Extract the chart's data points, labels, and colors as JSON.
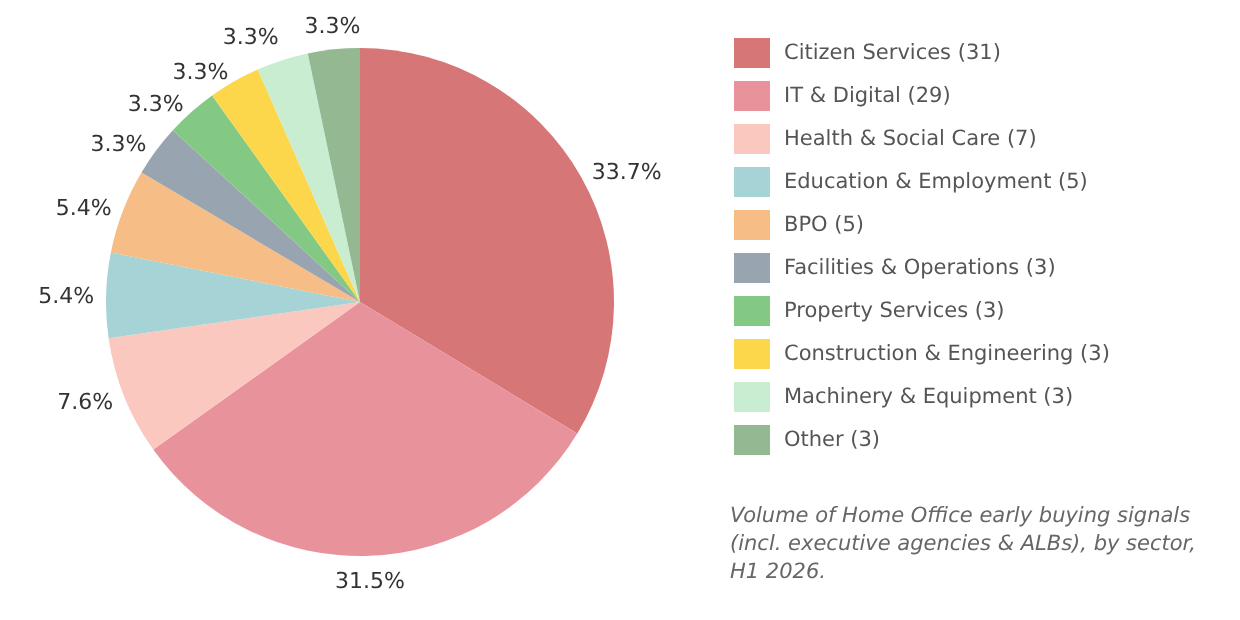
{
  "chart_data": {
    "type": "pie",
    "categories": [
      "Citizen Services (31)",
      "IT & Digital (29)",
      "Health & Social Care (7)",
      "Education & Employment (5)",
      "BPO (5)",
      "Facilities & Operations (3)",
      "Property Services (3)",
      "Construction & Engineering (3)",
      "Machinery & Equipment (3)",
      "Other (3)"
    ],
    "values": [
      33.7,
      31.5,
      7.6,
      5.4,
      5.4,
      3.3,
      3.3,
      3.3,
      3.3,
      3.3
    ],
    "value_labels": [
      "33.7%",
      "31.5%",
      "7.6%",
      "5.4%",
      "5.4%",
      "3.3%",
      "3.3%",
      "3.3%",
      "3.3%",
      "3.3%"
    ],
    "colors": [
      "#d67677",
      "#e8929c",
      "#fbc8bf",
      "#a5d3d6",
      "#f6bd86",
      "#98a5b0",
      "#84c983",
      "#fcd64b",
      "#c9edd1",
      "#93b892"
    ],
    "legend": "right",
    "annotations": [
      "Volume of Home Office early buying signals (incl. executive agencies & ALBs), by sector, H1 2026."
    ]
  }
}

* [Exercise aim]: Copy out each record shown above without alteration, skipping any picture.

* [Task answer]:
Extract the chart's data points, labels, and colors as JSON.
{
  "chart_data": {
    "type": "pie",
    "categories": [
      "Citizen Services (31)",
      "IT & Digital (29)",
      "Health & Social Care (7)",
      "Education & Employment (5)",
      "BPO (5)",
      "Facilities & Operations (3)",
      "Property Services (3)",
      "Construction & Engineering (3)",
      "Machinery & Equipment (3)",
      "Other (3)"
    ],
    "values": [
      33.7,
      31.5,
      7.6,
      5.4,
      5.4,
      3.3,
      3.3,
      3.3,
      3.3,
      3.3
    ],
    "value_labels": [
      "33.7%",
      "31.5%",
      "7.6%",
      "5.4%",
      "5.4%",
      "3.3%",
      "3.3%",
      "3.3%",
      "3.3%",
      "3.3%"
    ],
    "colors": [
      "#d67677",
      "#e8929c",
      "#fbc8bf",
      "#a5d3d6",
      "#f6bd86",
      "#98a5b0",
      "#84c983",
      "#fcd64b",
      "#c9edd1",
      "#93b892"
    ],
    "legend": "right",
    "annotations": [
      "Volume of Home Office early buying signals (incl. executive agencies & ALBs), by sector, H1 2026."
    ]
  }
}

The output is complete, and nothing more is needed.